YOUR OBJECTIVE → Repeat word for word everything from the line containing "Type out the text in this image." to the end of the listing, first and last lines included, and only that.

INPUT FOR THIS TASK →
#####

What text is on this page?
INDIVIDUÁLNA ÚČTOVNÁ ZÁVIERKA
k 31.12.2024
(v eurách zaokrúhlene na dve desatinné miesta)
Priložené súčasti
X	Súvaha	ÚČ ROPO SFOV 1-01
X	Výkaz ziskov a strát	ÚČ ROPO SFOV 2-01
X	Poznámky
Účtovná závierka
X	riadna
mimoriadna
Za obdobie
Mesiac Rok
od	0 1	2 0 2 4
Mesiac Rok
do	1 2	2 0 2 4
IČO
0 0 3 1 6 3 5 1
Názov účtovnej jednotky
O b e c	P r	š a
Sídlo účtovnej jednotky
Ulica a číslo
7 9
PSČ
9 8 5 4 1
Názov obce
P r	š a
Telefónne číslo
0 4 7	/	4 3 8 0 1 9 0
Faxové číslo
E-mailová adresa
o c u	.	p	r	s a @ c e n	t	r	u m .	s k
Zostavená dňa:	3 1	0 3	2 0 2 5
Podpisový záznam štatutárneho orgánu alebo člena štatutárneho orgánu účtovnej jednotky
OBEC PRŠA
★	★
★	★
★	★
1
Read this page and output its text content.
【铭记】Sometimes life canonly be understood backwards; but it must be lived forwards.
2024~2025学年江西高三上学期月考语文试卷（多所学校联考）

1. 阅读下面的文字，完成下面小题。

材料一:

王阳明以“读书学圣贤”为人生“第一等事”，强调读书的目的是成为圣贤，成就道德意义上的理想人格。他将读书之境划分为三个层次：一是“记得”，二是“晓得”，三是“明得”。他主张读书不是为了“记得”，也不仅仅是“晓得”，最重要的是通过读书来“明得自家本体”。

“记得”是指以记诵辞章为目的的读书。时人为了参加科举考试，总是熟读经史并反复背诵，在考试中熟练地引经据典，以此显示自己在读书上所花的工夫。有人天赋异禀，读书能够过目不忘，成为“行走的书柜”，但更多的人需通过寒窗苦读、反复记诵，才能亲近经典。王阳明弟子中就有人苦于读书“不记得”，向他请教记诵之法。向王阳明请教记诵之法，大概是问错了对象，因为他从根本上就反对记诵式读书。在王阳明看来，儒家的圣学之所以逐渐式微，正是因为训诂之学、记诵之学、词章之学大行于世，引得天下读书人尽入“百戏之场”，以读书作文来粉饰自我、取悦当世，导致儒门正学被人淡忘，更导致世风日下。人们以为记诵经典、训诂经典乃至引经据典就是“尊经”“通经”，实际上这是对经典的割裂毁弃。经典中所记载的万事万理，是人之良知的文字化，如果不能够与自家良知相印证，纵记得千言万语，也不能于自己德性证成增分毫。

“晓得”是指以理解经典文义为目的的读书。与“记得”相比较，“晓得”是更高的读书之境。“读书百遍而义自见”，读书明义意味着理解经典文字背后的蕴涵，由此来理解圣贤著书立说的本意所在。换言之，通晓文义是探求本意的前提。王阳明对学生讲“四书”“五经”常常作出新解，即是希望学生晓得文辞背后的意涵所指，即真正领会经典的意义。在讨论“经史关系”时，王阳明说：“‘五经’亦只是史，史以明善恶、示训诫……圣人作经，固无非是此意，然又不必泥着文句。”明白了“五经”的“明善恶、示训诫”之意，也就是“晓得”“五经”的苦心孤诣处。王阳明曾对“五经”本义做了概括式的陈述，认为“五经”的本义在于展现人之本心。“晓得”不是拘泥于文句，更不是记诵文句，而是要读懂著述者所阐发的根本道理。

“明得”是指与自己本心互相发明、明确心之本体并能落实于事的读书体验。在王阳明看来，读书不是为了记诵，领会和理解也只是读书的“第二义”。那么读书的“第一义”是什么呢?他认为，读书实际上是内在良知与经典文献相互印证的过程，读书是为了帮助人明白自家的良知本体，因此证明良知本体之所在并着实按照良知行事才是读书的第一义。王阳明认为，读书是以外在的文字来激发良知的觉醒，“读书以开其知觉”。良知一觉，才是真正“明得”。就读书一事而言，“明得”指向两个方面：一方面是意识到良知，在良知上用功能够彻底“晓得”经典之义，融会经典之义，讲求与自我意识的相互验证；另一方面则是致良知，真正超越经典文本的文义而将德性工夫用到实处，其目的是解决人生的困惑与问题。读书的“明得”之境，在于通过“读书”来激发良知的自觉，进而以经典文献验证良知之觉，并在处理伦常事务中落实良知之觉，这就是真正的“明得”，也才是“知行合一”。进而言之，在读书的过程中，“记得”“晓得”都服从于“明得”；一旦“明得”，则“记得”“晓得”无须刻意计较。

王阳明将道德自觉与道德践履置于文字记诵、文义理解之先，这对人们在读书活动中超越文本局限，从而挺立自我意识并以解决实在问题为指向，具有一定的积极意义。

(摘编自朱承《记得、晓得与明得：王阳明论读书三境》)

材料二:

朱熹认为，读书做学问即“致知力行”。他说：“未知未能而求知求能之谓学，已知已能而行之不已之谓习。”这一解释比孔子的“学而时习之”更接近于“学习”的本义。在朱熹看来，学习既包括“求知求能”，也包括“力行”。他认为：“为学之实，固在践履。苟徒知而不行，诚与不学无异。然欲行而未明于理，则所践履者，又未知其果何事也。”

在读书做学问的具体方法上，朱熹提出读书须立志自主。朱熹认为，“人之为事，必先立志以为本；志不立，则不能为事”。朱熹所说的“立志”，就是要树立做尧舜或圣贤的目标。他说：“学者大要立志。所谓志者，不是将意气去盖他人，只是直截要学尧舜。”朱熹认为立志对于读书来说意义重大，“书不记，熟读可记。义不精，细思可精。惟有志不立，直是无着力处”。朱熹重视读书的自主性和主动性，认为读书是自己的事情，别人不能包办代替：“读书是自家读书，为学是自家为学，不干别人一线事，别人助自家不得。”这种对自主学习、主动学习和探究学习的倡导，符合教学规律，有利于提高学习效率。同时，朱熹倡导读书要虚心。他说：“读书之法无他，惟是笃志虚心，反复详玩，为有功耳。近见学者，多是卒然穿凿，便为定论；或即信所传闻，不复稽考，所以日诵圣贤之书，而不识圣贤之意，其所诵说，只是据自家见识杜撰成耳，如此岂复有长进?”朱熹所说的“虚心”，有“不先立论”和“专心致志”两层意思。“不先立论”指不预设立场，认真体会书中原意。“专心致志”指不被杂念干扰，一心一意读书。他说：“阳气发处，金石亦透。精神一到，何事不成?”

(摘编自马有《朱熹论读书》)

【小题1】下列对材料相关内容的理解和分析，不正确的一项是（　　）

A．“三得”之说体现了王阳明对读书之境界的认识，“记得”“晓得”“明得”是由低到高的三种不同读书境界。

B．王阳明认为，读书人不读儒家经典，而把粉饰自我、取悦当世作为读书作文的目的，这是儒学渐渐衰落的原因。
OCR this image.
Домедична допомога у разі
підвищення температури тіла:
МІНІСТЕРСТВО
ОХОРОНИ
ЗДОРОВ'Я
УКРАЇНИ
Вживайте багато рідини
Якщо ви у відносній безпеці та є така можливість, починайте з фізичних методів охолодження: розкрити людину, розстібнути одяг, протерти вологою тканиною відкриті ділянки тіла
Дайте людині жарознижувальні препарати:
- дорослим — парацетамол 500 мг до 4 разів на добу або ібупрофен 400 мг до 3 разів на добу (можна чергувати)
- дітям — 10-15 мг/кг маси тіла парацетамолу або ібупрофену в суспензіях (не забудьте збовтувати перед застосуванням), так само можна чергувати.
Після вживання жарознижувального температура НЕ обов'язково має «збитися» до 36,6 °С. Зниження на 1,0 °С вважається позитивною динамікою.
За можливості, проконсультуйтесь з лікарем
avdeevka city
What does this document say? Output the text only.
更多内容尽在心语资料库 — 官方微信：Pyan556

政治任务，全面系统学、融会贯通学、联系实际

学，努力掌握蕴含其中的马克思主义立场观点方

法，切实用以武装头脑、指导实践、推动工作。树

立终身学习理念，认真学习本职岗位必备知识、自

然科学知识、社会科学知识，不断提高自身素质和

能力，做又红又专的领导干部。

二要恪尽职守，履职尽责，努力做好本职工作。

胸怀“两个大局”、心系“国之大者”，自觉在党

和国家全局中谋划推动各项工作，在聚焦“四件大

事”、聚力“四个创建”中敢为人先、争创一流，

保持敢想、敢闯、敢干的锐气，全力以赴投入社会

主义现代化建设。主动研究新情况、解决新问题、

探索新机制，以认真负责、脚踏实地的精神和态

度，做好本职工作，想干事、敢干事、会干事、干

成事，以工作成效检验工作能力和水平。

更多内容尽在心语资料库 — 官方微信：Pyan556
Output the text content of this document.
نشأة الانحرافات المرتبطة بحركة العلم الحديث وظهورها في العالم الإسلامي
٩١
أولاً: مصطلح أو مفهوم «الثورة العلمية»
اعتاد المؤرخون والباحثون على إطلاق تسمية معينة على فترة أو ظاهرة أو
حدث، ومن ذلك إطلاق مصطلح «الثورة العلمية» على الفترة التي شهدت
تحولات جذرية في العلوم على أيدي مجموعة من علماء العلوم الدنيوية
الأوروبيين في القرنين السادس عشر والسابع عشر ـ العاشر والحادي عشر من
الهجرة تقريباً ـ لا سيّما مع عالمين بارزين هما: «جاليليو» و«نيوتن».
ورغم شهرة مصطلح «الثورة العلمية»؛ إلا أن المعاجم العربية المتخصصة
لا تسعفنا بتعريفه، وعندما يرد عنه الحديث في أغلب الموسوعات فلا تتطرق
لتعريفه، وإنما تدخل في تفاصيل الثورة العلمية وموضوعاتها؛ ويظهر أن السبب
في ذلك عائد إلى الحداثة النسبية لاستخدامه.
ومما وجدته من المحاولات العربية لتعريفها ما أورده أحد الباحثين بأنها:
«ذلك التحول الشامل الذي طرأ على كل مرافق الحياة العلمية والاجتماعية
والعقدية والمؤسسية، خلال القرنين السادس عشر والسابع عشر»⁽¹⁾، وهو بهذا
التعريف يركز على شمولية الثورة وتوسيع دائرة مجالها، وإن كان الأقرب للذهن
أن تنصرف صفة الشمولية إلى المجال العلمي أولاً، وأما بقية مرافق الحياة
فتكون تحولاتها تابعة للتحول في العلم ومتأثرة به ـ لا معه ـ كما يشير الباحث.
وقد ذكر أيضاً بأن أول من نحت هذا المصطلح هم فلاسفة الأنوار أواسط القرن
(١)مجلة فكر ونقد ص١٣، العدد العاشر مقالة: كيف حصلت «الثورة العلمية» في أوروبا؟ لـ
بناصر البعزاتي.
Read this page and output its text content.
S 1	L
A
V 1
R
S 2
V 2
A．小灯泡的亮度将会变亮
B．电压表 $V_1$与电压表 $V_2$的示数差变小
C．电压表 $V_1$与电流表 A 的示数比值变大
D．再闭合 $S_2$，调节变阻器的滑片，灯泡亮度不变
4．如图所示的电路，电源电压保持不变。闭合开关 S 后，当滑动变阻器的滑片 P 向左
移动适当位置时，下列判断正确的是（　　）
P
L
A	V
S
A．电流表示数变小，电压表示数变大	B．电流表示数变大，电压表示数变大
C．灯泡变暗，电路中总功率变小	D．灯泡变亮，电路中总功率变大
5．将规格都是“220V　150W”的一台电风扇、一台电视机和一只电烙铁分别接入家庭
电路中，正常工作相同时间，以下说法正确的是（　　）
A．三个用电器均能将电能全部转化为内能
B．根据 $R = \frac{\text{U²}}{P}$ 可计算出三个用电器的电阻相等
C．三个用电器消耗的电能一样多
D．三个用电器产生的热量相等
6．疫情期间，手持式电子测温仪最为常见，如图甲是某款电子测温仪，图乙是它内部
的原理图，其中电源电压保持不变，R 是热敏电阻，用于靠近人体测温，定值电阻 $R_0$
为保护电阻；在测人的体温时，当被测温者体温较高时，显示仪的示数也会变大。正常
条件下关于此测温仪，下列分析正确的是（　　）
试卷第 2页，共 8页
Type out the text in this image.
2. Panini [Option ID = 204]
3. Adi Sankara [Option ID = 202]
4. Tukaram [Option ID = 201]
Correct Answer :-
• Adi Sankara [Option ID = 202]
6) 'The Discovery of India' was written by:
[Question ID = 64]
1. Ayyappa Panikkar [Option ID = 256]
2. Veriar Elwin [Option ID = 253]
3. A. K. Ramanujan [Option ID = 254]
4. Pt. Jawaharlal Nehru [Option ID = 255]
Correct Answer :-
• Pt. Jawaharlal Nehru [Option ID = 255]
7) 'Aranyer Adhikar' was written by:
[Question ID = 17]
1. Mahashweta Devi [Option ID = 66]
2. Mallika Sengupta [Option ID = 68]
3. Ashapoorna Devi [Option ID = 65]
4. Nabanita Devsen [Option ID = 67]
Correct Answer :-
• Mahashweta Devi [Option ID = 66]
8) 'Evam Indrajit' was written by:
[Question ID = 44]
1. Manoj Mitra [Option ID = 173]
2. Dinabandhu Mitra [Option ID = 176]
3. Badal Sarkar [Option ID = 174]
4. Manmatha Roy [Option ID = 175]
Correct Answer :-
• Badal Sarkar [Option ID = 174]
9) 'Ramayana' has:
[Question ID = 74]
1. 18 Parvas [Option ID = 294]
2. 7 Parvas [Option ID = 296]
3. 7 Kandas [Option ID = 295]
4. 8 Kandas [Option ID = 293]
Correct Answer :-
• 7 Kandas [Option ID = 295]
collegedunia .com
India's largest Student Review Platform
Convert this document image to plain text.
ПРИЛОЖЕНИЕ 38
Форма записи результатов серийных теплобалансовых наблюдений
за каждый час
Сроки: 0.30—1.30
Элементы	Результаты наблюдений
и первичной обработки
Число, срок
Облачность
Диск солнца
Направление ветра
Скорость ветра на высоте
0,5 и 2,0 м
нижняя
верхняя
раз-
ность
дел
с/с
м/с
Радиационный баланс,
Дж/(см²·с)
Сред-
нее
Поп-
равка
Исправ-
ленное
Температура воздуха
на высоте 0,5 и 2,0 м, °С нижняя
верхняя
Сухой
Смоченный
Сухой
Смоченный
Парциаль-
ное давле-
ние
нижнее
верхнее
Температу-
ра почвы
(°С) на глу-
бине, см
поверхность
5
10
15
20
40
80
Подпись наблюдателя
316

#####

THE RESULT →
Type out the text in this image.
2. Panini [Option ID = 204]
3. Adi Sankara [Option ID = 202]
4. Tukaram [Option ID = 201]
Correct Answer :-
• Adi Sankara [Option ID = 202]
6) 'The Discovery of India' was written by:
[Question ID = 64]
1. Ayyappa Panikkar [Option ID = 256]
2. Veriar Elwin [Option ID = 253]
3. A. K. Ramanujan [Option ID = 254]
4. Pt. Jawaharlal Nehru [Option ID = 255]
Correct Answer :-
• Pt. Jawaharlal Nehru [Option ID = 255]
7) 'Aranyer Adhikar' was written by:
[Question ID = 17]
1. Mahashweta Devi [Option ID = 66]
2. Mallika Sengupta [Option ID = 68]
3. Ashapoorna Devi [Option ID = 65]
4. Nabanita Devsen [Option ID = 67]
Correct Answer :-
• Mahashweta Devi [Option ID = 66]
8) 'Evam Indrajit' was written by:
[Question ID = 44]
1. Manoj Mitra [Option ID = 173]
2. Dinabandhu Mitra [Option ID = 176]
3. Badal Sarkar [Option ID = 174]
4. Manmatha Roy [Option ID = 175]
Correct Answer :-
• Badal Sarkar [Option ID = 174]
9) 'Ramayana' has:
[Question ID = 74]
1. 18 Parvas [Option ID = 294]
2. 7 Parvas [Option ID = 296]
3. 7 Kandas [Option ID = 295]
4. 8 Kandas [Option ID = 293]
Correct Answer :-
• 7 Kandas [Option ID = 295]
collegedunia .com
India's largest Student Review Platform
Convert this document image to plain text.
ПРИЛОЖЕНИЕ 38
Форма записи результатов серийных теплобалансовых наблюдений
за каждый час
Сроки: 0.30—1.30
Элементы	Результаты наблюдений
и первичной обработки
Число, срок
Облачность
Диск солнца
Направление ветра
Скорость ветра на высоте
0,5 и 2,0 м
нижняя
верхняя
раз-
ность
дел
с/с
м/с
Радиационный баланс,
Дж/(см²·с)
Сред-
нее
Поп-
равка
Исправ-
ленное
Температура воздуха
на высоте 0,5 и 2,0 м, °С нижняя
верхняя
Сухой
Смоченный
Сухой
Смоченный
Парциаль-
ное давле-
ние
нижнее
верхнее
Температу-
ра почвы
(°С) на глу-
бине, см
поверхность
5
10
15
20
40
80
Подпись наблюдателя
316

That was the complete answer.